»»

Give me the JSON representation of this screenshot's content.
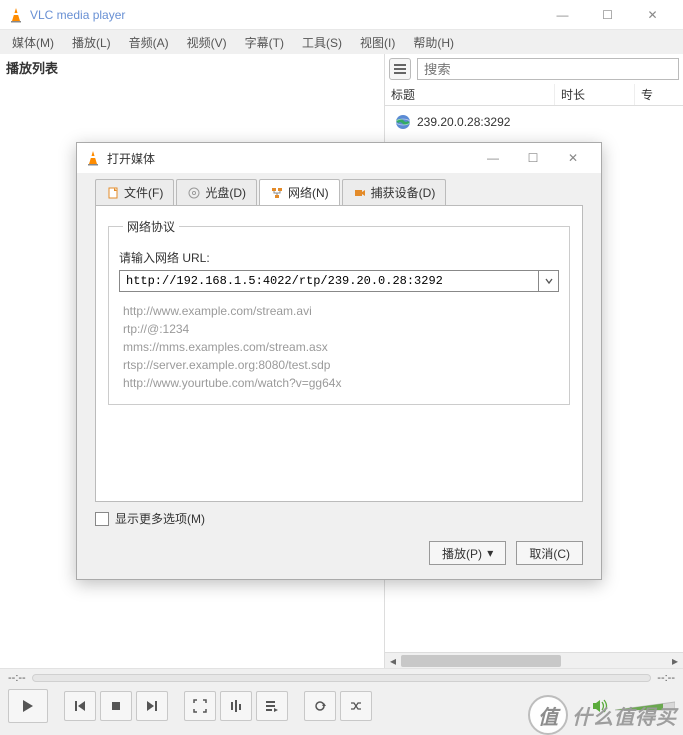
{
  "window": {
    "title": "VLC media player",
    "controls": {
      "min": "—",
      "max": "☐",
      "close": "✕"
    }
  },
  "menubar": [
    "媒体(M)",
    "播放(L)",
    "音频(A)",
    "视频(V)",
    "字幕(T)",
    "工具(S)",
    "视图(I)",
    "帮助(H)"
  ],
  "playlist": {
    "title": "播放列表"
  },
  "search": {
    "placeholder": "搜索"
  },
  "list": {
    "headers": [
      "标题",
      "时长",
      "专"
    ],
    "items": [
      {
        "label": "239.20.0.28:3292"
      }
    ]
  },
  "seek": {
    "left": "--:--",
    "right": "--:--"
  },
  "dialog": {
    "title": "打开媒体",
    "tabs": [
      {
        "icon": "file-icon",
        "label": "文件(F)"
      },
      {
        "icon": "disc-icon",
        "label": "光盘(D)"
      },
      {
        "icon": "network-icon",
        "label": "网络(N)"
      },
      {
        "icon": "capture-icon",
        "label": "捕获设备(D)"
      }
    ],
    "active_tab": 2,
    "group_title": "网络协议",
    "prompt": "请输入网络 URL:",
    "url": "http://192.168.1.5:4022/rtp/239.20.0.28:3292",
    "examples": [
      "http://www.example.com/stream.avi",
      "rtp://@:1234",
      "mms://mms.examples.com/stream.asx",
      "rtsp://server.example.org:8080/test.sdp",
      "http://www.yourtube.com/watch?v=gg64x"
    ],
    "more_options": "显示更多选项(M)",
    "play": "播放(P)",
    "cancel": "取消(C)"
  },
  "watermark": {
    "logo": "值",
    "text": "什么值得买"
  }
}
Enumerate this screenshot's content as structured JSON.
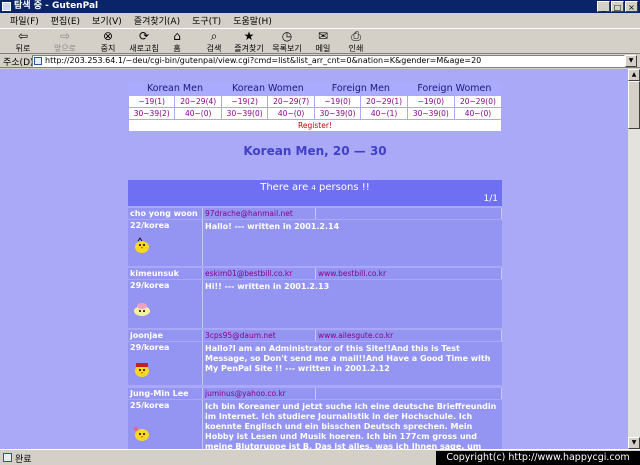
{
  "window": {
    "title": "탐색 중 - GutenPal",
    "controls": {
      "minimize": "_",
      "maximize": "□",
      "close": "×"
    }
  },
  "menu": [
    "파일(F)",
    "편집(E)",
    "보기(V)",
    "즐겨찾기(A)",
    "도구(T)",
    "도움말(H)"
  ],
  "toolbar": {
    "back": "뒤로",
    "forward": "앞으로",
    "stop": "중지",
    "refresh": "새로고침",
    "home": "홈",
    "search": "검색",
    "favorites": "즐겨찾기",
    "history": "목록보기",
    "mail": "메일",
    "print": "인쇄"
  },
  "address": {
    "label": "주소(D)",
    "value": "http://203.253.64.1/~deu/cgi-bin/gutenpal/view.cgi?cmd=list&list_arr_cnt=0&nation=K&gender=M&age=20"
  },
  "categories": {
    "groups": [
      "Korean Men",
      "Korean Women",
      "Foreign Men",
      "Foreign Women"
    ],
    "row1": [
      "~19(1)",
      "20~29(4)",
      "~19(2)",
      "20~29(7)",
      "~19(0)",
      "20~29(1)",
      "~19(0)",
      "20~29(0)"
    ],
    "row2": [
      "30~39(2)",
      "40~(0)",
      "30~39(0)",
      "40~(0)",
      "30~39(0)",
      "40~(1)",
      "30~39(0)",
      "40~(0)"
    ],
    "register": "Register!"
  },
  "page_title": "Korean Men, 20 — 30",
  "banner": {
    "pre": "There are ",
    "count": "4",
    "post": " persons !!",
    "page": "1/1"
  },
  "entries": [
    {
      "name": "cho yong woon",
      "email": "97drache@hanmail.net",
      "homepage": "",
      "age_nation": "22/korea",
      "message": "Hallo! --- written in 2001.2.14"
    },
    {
      "name": "kimeunsuk",
      "email": "eskim01@bestbill.co.kr",
      "homepage": "www.bestbill.co.kr",
      "age_nation": "29/korea",
      "message": "Hi!! --- written in 2001.2.13"
    },
    {
      "name": "joonjae",
      "email": "3cps95@daum.net",
      "homepage": "www.ailesgute.co.kr",
      "age_nation": "29/korea",
      "message": "Hallo?I am an Administrator of this Site!!And this is Test Message, so Don't send me a mail!!And Have a Good Time with My PenPal Site !! --- written in 2001.2.12"
    },
    {
      "name": "Jung-Min Lee",
      "email": "juminus@yahoo.co.kr",
      "homepage": "",
      "age_nation": "25/korea",
      "message": "Ich bin Koreaner und jetzt suche ich eine deutsche Brieffreundin im Internet. Ich studiere Journalistik in der Hochschule. Ich koennte Englisch und ein bisschen Deutsch sprechen. Mein Hobby ist Lesen und Musik hoeren. Ich bin 177cm gross und meine Blutgruppe ist B. Das ist alles, was ich Ihnen sage, um"
    }
  ],
  "status": {
    "text": "완료"
  },
  "watermark": "Copyright(c) http://www.happycgi.com"
}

««

EXERCISE> Where a line holds the string "name", copy that line.

RESULT OF THE TASK>
      "name": "cho yong woon",
      "name": "kimeunsuk",
      "name": "joonjae",
      "name": "Jung-Min Lee",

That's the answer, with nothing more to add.